--- Task requirements ---
The entries below are to be repeated exactly as they stand.

======== Records provided

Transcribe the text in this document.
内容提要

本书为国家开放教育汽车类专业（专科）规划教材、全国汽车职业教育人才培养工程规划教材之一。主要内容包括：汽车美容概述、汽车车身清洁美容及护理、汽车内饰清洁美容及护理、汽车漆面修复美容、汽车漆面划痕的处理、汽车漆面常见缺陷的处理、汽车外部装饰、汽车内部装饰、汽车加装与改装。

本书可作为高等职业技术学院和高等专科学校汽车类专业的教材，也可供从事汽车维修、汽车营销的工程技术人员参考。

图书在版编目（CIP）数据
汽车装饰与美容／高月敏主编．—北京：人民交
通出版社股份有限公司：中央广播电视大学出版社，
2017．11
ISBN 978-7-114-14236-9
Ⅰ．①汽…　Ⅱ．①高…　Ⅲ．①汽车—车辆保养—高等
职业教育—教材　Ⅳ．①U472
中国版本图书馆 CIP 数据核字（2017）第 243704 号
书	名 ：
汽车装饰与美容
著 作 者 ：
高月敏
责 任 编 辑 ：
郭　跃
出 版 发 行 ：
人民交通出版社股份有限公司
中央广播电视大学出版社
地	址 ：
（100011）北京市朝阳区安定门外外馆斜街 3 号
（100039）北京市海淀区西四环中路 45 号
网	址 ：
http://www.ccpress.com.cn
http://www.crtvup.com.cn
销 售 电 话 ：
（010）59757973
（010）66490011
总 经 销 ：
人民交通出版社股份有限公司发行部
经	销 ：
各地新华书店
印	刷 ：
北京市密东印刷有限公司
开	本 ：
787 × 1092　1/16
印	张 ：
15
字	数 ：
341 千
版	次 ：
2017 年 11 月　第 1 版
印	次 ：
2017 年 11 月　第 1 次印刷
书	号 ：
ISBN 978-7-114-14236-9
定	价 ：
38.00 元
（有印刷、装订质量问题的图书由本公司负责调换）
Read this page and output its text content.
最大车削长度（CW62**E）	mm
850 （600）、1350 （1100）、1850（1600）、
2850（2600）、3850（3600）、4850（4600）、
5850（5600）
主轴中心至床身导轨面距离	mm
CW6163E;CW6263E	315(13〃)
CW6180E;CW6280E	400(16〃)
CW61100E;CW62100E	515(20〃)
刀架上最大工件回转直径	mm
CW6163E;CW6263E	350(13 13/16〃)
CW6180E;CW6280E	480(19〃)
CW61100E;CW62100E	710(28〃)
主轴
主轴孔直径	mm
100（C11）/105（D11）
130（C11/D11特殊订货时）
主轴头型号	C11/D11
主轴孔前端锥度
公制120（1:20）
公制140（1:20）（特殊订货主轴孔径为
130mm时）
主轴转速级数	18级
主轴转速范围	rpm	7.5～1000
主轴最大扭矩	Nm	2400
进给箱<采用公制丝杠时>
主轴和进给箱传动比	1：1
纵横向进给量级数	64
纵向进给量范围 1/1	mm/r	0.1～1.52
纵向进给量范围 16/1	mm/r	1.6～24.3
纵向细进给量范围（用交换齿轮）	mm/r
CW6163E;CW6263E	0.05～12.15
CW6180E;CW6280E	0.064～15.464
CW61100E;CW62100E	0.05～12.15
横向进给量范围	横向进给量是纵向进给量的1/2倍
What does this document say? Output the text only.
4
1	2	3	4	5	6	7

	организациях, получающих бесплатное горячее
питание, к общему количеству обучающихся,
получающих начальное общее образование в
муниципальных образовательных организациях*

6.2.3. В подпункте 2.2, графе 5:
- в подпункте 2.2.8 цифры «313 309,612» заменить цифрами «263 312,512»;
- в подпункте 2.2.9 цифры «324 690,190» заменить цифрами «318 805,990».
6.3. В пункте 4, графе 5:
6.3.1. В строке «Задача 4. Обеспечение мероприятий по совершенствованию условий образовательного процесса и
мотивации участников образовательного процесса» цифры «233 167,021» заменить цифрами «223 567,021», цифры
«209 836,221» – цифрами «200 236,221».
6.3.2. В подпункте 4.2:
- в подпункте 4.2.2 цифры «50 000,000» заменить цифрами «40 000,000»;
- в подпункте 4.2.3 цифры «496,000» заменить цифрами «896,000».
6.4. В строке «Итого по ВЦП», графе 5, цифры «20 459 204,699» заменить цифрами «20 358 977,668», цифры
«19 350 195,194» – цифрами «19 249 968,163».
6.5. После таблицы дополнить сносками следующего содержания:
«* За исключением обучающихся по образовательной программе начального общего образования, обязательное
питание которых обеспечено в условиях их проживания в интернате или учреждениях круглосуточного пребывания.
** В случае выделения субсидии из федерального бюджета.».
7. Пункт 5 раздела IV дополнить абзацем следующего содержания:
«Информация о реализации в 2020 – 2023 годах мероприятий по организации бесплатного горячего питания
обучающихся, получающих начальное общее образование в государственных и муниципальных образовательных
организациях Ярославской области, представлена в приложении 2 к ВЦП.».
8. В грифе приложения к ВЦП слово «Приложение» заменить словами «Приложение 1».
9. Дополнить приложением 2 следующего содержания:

================

--- Task output ---
Transcribe the text in this document.
内容提要

本书为国家开放教育汽车类专业（专科）规划教材、全国汽车职业教育人才培养工程规划教材之一。主要内容包括：汽车美容概述、汽车车身清洁美容及护理、汽车内饰清洁美容及护理、汽车漆面修复美容、汽车漆面划痕的处理、汽车漆面常见缺陷的处理、汽车外部装饰、汽车内部装饰、汽车加装与改装。

本书可作为高等职业技术学院和高等专科学校汽车类专业的教材，也可供从事汽车维修、汽车营销的工程技术人员参考。

图书在版编目（CIP）数据
汽车装饰与美容／高月敏主编．—北京：人民交
通出版社股份有限公司：中央广播电视大学出版社，
2017．11
ISBN 978-7-114-14236-9
Ⅰ．①汽…　Ⅱ．①高…　Ⅲ．①汽车—车辆保养—高等
职业教育—教材　Ⅳ．①U472
中国版本图书馆 CIP 数据核字（2017）第 243704 号
书	名 ：
汽车装饰与美容
著 作 者 ：
高月敏
责 任 编 辑 ：
郭　跃
出 版 发 行 ：
人民交通出版社股份有限公司
中央广播电视大学出版社
地	址 ：
（100011）北京市朝阳区安定门外外馆斜街 3 号
（100039）北京市海淀区西四环中路 45 号
网	址 ：
http://www.ccpress.com.cn
http://www.crtvup.com.cn
销 售 电 话 ：
（010）59757973
（010）66490011
总 经 销 ：
人民交通出版社股份有限公司发行部
经	销 ：
各地新华书店
印	刷 ：
北京市密东印刷有限公司
开	本 ：
787 × 1092　1/16
印	张 ：
15
字	数 ：
341 千
版	次 ：
2017 年 11 月　第 1 版
印	次 ：
2017 年 11 月　第 1 次印刷
书	号 ：
ISBN 978-7-114-14236-9
定	价 ：
38.00 元
（有印刷、装订质量问题的图书由本公司负责调换）
Read this page and output its text content.
最大车削长度（CW62**E）	mm
850 （600）、1350 （1100）、1850（1600）、
2850（2600）、3850（3600）、4850（4600）、
5850（5600）
主轴中心至床身导轨面距离	mm
CW6163E;CW6263E	315(13〃)
CW6180E;CW6280E	400(16〃)
CW61100E;CW62100E	515(20〃)
刀架上最大工件回转直径	mm
CW6163E;CW6263E	350(13 13/16〃)
CW6180E;CW6280E	480(19〃)
CW61100E;CW62100E	710(28〃)
主轴
主轴孔直径	mm
100（C11）/105（D11）
130（C11/D11特殊订货时）
主轴头型号	C11/D11
主轴孔前端锥度
公制120（1:20）
公制140（1:20）（特殊订货主轴孔径为
130mm时）
主轴转速级数	18级
主轴转速范围	rpm	7.5～1000
主轴最大扭矩	Nm	2400
进给箱<采用公制丝杠时>
主轴和进给箱传动比	1：1
纵横向进给量级数	64
纵向进给量范围 1/1	mm/r	0.1～1.52
纵向进给量范围 16/1	mm/r	1.6～24.3
纵向细进给量范围（用交换齿轮）	mm/r
CW6163E;CW6263E	0.05～12.15
CW6180E;CW6280E	0.064～15.464
CW61100E;CW62100E	0.05～12.15
横向进给量范围	横向进给量是纵向进给量的1/2倍
What does this document say? Output the text only.
4
1	2	3	4	5	6	7

	организациях, получающих бесплатное горячее
питание, к общему количеству обучающихся,
получающих начальное общее образование в
муниципальных образовательных организациях*

6.2.3. В подпункте 2.2, графе 5:
- в подпункте 2.2.8 цифры «313 309,612» заменить цифрами «263 312,512»;
- в подпункте 2.2.9 цифры «324 690,190» заменить цифрами «318 805,990».
6.3. В пункте 4, графе 5:
6.3.1. В строке «Задача 4. Обеспечение мероприятий по совершенствованию условий образовательного процесса и
мотивации участников образовательного процесса» цифры «233 167,021» заменить цифрами «223 567,021», цифры
«209 836,221» – цифрами «200 236,221».
6.3.2. В подпункте 4.2:
- в подпункте 4.2.2 цифры «50 000,000» заменить цифрами «40 000,000»;
- в подпункте 4.2.3 цифры «496,000» заменить цифрами «896,000».
6.4. В строке «Итого по ВЦП», графе 5, цифры «20 459 204,699» заменить цифрами «20 358 977,668», цифры
«19 350 195,194» – цифрами «19 249 968,163».
6.5. После таблицы дополнить сносками следующего содержания:
«* За исключением обучающихся по образовательной программе начального общего образования, обязательное
питание которых обеспечено в условиях их проживания в интернате или учреждениях круглосуточного пребывания.
** В случае выделения субсидии из федерального бюджета.».
7. Пункт 5 раздела IV дополнить абзацем следующего содержания:
«Информация о реализации в 2020 – 2023 годах мероприятий по организации бесплатного горячего питания
обучающихся, получающих начальное общее образование в государственных и муниципальных образовательных
организациях Ярославской области, представлена в приложении 2 к ВЦП.».
8. В грифе приложения к ВЦП слово «Приложение» заменить словами «Приложение 1».
9. Дополнить приложением 2 следующего содержания:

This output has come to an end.